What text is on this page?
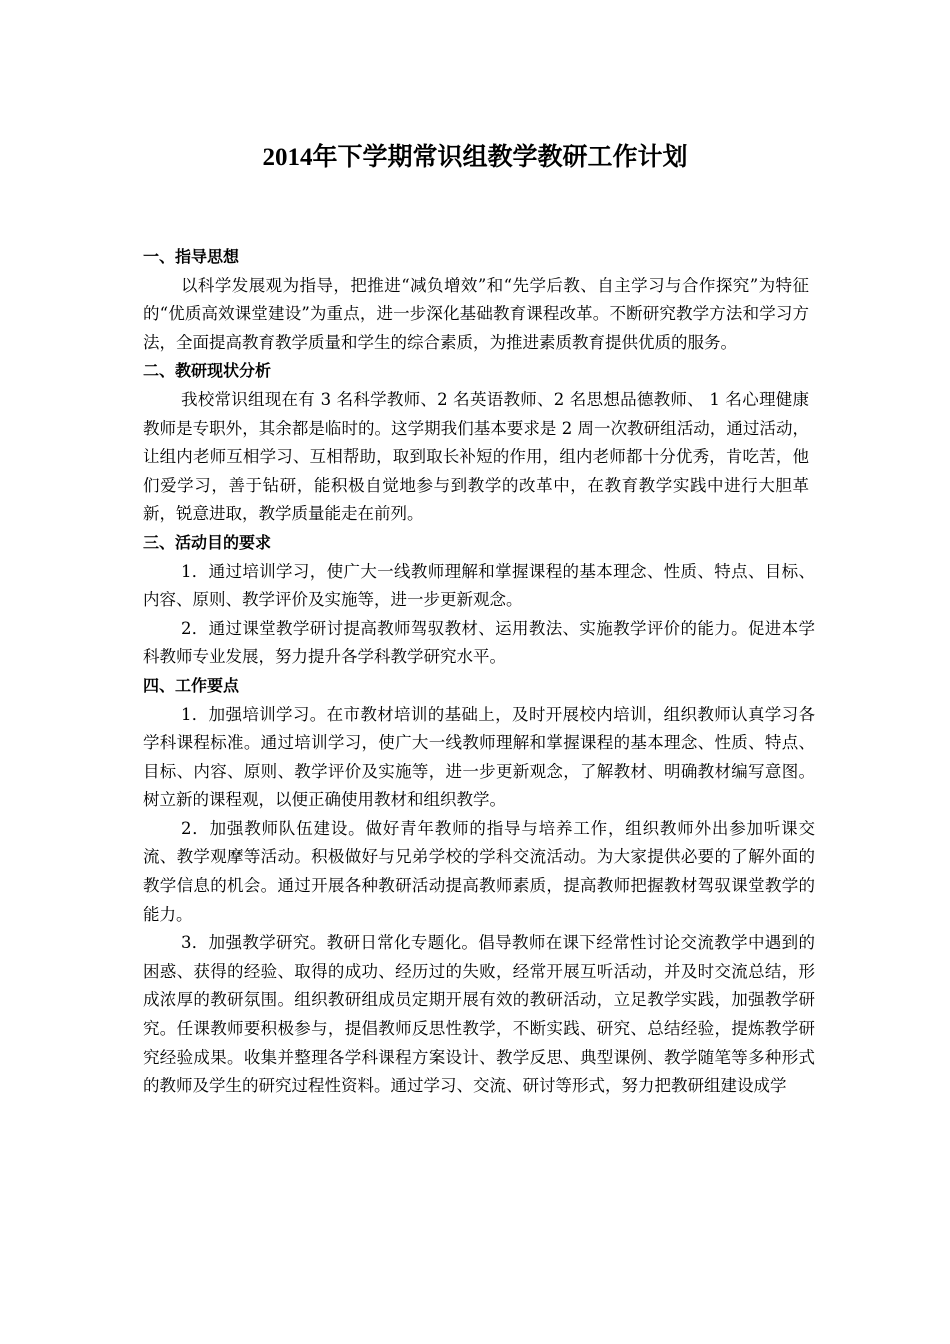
2014年下学期常识组教学教研工作计划

一、指导思想

以科学发展观为指导，把推进“减负增效”和“先学后教、自主学习与合作探究”为特征的“优质高效课堂建设”为重点，进一步深化基础教育课程改革。不断研究教学方法和学习方法，全面提高教育教学质量和学生的综合素质，为推进素质教育提供优质的服务。

二、教研现状分析

我校常识组现在有 3 名科学教师、2 名英语教师、2 名思想品德教师、 1 名心理健康教师是专职外，其余都是临时的。这学期我们基本要求是 2 周一次教研组活动，通过活动，让组内老师互相学习、互相帮助，取到取长补短的作用，组内老师都十分优秀，肯吃苦，他们爱学习，善于钻研，能积极自觉地参与到教学的改革中，在教育教学实践中进行大胆革新，锐意进取，教学质量能走在前列。

三、活动目的要求

1．通过培训学习，使广大一线教师理解和掌握课程的基本理念、性质、特点、目标、内容、原则、教学评价及实施等，进一步更新观念。

2．通过课堂教学研讨提高教师驾驭教材、运用教法、实施教学评价的能力。促进本学科教师专业发展，努力提升各学科教学研究水平。

四、工作要点

1．加强培训学习。在市教材培训的基础上，及时开展校内培训，组织教师认真学习各学科课程标准。通过培训学习，使广大一线教师理解和掌握课程的基本理念、性质、特点、目标、内容、原则、教学评价及实施等，进一步更新观念，了解教材、明确教材编写意图。树立新的课程观，以便正确使用教材和组织教学。

2．加强教师队伍建设。做好青年教师的指导与培养工作，组织教师外出参加听课交流、教学观摩等活动。积极做好与兄弟学校的学科交流活动。为大家提供必要的了解外面的教学信息的机会。通过开展各种教研活动提高教师素质，提高教师把握教材驾驭课堂教学的能力。

3．加强教学研究。教研日常化专题化。倡导教师在课下经常性讨论交流教学中遇到的困惑、获得的经验、取得的成功、经历过的失败，经常开展互听活动，并及时交流总结，形成浓厚的教研氛围。组织教研组成员定期开展有效的教研活动，立足教学实践，加强教学研究。任课教师要积极参与，提倡教师反思性教学，不断实践、研究、总结经验，提炼教学研究经验成果。收集并整理各学科课程方案设计、教学反思、典型课例、教学随笔等多种形式的教师及学生的研究过程性资料。通过学习、交流、研讨等形式，努力把教研组建设成学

════════════════════

WORK REQUIRED -> From the entries above, copy every line containing the word "进一步更新观念".

SOLUTION TO THE EXERCISE ->
1．通过培训学习，使广大一线教师理解和掌握课程的基本理念、性质、特点、目标、内容、原则、教学评价及实施等，进一步更新观念。
1．加强培训学习。在市教材培训的基础上，及时开展校内培训，组织教师认真学习各学科课程标准。通过培训学习，使广大一线教师理解和掌握课程的基本理念、性质、特点、目标、内容、原则、教学评价及实施等，进一步更新观念，了解教材、明确教材编写意图。树立新的课程观，以便正确使用教材和组织教学。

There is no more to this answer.